• [Required task]: Extract all lines that hold "down" from the records below.
++++ Data to use
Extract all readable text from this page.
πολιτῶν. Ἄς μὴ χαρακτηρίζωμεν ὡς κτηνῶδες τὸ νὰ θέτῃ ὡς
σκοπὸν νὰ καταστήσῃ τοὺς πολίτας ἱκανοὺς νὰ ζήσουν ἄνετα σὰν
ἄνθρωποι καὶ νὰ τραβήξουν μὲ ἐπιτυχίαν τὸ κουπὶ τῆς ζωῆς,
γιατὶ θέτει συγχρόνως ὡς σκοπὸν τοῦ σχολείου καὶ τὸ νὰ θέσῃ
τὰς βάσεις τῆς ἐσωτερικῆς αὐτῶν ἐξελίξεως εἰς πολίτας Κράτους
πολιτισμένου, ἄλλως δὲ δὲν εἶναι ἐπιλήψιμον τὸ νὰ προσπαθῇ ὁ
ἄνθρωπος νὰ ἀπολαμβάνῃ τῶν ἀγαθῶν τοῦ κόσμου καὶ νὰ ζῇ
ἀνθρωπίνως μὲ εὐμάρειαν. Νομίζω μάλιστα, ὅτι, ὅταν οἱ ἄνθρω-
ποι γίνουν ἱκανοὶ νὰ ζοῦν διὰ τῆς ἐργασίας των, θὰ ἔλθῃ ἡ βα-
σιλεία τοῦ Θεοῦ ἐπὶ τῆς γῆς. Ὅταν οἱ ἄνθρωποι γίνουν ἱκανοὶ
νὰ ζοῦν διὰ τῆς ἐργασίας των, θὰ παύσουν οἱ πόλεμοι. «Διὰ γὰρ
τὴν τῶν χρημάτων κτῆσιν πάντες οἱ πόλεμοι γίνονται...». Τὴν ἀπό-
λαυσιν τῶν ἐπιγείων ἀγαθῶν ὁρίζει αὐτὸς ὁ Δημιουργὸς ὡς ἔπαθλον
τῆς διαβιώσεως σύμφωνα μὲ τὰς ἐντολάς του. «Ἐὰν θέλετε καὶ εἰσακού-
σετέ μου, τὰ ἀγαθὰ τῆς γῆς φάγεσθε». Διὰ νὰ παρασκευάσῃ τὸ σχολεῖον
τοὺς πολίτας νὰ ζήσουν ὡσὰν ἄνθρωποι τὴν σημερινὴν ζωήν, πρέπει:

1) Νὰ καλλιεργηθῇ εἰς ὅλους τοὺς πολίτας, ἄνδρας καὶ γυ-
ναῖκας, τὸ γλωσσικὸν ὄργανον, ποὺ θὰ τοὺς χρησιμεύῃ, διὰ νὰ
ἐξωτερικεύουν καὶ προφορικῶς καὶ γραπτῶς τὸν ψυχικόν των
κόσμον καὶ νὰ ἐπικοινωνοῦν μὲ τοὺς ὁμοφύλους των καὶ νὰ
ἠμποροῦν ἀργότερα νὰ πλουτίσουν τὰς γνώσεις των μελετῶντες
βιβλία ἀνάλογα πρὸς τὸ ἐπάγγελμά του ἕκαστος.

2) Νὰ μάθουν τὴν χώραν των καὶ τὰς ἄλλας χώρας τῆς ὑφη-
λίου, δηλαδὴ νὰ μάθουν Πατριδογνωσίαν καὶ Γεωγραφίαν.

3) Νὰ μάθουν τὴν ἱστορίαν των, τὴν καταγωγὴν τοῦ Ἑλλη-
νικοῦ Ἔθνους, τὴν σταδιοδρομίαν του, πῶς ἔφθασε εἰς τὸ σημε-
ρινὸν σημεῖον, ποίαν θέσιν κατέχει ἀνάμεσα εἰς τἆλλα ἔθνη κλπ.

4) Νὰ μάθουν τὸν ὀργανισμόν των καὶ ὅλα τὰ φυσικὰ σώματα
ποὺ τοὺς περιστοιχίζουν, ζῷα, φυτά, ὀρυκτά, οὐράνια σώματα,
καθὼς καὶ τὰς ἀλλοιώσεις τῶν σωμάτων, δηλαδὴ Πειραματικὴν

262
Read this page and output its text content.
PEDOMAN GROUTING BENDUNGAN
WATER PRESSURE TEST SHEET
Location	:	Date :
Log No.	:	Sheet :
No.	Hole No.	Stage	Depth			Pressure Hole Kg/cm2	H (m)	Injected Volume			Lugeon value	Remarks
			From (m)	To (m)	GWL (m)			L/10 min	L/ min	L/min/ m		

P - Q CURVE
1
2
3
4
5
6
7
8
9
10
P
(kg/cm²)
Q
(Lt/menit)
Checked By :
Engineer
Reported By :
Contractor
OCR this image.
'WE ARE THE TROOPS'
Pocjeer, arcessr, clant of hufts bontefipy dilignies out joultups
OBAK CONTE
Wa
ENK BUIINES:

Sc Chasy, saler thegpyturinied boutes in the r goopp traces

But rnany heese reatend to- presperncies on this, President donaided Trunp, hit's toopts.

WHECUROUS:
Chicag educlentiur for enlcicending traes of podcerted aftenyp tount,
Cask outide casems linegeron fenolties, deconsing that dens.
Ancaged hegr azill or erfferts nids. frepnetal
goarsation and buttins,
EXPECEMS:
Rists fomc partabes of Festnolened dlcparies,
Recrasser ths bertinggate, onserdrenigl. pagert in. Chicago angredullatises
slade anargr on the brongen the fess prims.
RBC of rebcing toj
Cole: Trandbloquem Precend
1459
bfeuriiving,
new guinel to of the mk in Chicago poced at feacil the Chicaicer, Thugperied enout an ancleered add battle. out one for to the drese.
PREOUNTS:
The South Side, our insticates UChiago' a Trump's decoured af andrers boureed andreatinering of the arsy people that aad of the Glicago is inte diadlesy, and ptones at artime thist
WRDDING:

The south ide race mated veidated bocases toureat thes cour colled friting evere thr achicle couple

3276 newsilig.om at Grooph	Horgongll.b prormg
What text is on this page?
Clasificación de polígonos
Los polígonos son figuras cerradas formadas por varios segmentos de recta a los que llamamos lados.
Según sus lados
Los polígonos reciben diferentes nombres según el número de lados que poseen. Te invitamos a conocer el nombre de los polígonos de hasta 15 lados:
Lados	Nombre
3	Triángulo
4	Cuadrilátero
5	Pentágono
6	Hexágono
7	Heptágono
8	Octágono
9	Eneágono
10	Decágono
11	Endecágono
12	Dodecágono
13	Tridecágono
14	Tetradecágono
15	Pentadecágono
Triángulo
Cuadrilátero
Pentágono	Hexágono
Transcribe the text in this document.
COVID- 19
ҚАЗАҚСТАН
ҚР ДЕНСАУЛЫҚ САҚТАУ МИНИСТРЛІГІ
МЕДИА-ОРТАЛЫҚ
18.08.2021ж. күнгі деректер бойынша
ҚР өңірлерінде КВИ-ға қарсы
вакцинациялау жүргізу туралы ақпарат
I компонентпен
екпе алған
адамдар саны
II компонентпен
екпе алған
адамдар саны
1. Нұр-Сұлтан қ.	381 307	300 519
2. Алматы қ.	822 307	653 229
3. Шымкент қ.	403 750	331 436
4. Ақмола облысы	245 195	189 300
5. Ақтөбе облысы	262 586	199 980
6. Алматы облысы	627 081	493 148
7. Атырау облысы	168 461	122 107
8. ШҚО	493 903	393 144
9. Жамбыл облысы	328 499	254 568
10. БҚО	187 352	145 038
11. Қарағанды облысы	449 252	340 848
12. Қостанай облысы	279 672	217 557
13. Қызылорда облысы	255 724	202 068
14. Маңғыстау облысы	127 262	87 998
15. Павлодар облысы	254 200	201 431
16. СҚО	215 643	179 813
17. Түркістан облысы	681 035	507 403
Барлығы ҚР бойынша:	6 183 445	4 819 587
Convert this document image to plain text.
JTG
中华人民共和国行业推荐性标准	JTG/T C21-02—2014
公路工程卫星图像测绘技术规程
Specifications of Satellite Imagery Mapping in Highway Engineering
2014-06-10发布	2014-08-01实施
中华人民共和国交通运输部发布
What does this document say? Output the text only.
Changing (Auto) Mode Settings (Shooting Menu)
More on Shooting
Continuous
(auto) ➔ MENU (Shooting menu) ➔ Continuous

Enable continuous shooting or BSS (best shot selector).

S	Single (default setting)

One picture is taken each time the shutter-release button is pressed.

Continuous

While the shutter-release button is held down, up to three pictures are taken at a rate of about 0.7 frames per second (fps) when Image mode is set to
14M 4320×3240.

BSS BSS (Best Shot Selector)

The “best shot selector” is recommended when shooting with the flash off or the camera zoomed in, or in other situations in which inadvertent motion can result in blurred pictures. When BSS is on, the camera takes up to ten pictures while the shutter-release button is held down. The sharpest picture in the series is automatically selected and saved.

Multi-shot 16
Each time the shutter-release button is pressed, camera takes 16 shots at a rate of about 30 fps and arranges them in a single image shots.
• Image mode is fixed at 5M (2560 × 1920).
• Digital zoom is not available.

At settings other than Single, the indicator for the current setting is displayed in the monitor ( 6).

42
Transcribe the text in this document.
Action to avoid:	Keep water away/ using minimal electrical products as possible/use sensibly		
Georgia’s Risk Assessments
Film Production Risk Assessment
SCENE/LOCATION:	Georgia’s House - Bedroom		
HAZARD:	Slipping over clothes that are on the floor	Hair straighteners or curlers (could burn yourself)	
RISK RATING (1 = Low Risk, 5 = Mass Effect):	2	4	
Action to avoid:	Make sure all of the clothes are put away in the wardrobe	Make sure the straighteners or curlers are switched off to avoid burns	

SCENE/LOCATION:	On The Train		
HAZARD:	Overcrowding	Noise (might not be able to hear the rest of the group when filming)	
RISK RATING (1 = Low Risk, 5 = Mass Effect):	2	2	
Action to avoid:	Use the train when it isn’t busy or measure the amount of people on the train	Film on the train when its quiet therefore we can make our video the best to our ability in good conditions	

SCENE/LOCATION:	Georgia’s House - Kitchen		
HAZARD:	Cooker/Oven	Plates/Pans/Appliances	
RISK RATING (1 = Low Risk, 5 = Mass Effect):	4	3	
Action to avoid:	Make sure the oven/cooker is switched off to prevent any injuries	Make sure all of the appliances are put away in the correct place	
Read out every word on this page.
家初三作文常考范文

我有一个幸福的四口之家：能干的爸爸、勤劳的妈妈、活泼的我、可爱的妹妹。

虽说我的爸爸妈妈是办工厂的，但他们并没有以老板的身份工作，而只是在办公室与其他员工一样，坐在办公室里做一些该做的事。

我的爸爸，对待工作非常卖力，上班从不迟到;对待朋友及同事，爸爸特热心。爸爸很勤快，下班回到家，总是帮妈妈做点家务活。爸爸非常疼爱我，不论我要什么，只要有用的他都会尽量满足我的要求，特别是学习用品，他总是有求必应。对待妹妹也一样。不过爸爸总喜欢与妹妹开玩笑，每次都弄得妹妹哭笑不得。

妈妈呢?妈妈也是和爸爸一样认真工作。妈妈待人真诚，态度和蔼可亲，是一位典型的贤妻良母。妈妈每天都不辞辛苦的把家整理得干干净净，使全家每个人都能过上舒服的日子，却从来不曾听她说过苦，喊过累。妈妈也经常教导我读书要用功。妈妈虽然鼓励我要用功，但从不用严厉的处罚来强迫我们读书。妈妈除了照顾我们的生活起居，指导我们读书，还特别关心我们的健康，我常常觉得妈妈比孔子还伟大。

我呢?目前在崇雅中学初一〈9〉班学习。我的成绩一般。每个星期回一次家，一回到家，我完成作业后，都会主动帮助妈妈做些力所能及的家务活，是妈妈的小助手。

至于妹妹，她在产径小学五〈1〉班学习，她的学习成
++++++++
• [Completed task]:
While the shutter-release button is held down, up to three pictures are taken at a rate of about 0.7 frames per second (fps) when Image mode is set to
The “best shot selector” is recommended when shooting with the flash off or the camera zoomed in, or in other situations in which inadvertent motion can result in blurred pictures. When BSS is on, the camera takes up to ten pictures while the shutter-release button is held down. The sharpest picture in the series is automatically selected and saved.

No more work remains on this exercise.